● TASK OBJECTIVE: Below are some entries; can you quote all of them exactly?

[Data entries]

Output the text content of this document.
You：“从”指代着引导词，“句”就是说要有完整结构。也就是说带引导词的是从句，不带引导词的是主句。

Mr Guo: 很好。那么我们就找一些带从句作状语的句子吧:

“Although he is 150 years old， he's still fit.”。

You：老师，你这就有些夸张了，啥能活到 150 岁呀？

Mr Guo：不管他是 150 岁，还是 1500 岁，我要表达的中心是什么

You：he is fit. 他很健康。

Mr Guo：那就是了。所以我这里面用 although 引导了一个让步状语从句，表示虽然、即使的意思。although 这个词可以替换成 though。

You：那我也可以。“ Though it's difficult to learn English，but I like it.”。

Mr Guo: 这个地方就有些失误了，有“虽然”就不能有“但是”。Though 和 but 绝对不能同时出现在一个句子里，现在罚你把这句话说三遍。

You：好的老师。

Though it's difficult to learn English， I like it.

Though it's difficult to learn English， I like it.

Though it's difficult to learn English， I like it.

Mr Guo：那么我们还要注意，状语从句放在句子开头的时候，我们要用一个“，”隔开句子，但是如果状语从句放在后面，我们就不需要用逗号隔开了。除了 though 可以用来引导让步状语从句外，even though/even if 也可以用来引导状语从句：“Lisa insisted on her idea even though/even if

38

● EXERCISE SOLUTION:
Output the text content of this document.
You：“从”指代着引导词，“句”就是说要有完整结构。也就是说带引导词的是从句，不带引导词的是主句。

Mr Guo: 很好。那么我们就找一些带从句作状语的句子吧:

“Although he is 150 years old， he's still fit.”。

You：老师，你这就有些夸张了，啥能活到 150 岁呀？

Mr Guo：不管他是 150 岁，还是 1500 岁，我要表达的中心是什么

You：he is fit. 他很健康。

Mr Guo：那就是了。所以我这里面用 although 引导了一个让步状语从句，表示虽然、即使的意思。although 这个词可以替换成 though。

You：那我也可以。“ Though it's difficult to learn English，but I like it.”。

Mr Guo: 这个地方就有些失误了，有“虽然”就不能有“但是”。Though 和 but 绝对不能同时出现在一个句子里，现在罚你把这句话说三遍。

You：好的老师。

Though it's difficult to learn English， I like it.

Though it's difficult to learn English， I like it.

Though it's difficult to learn English， I like it.

Mr Guo：那么我们还要注意，状语从句放在句子开头的时候，我们要用一个“，”隔开句子，但是如果状语从句放在后面，我们就不需要用逗号隔开了。除了 though 可以用来引导让步状语从句外，even though/even if 也可以用来引导状语从句：“Lisa insisted on her idea even though/even if

38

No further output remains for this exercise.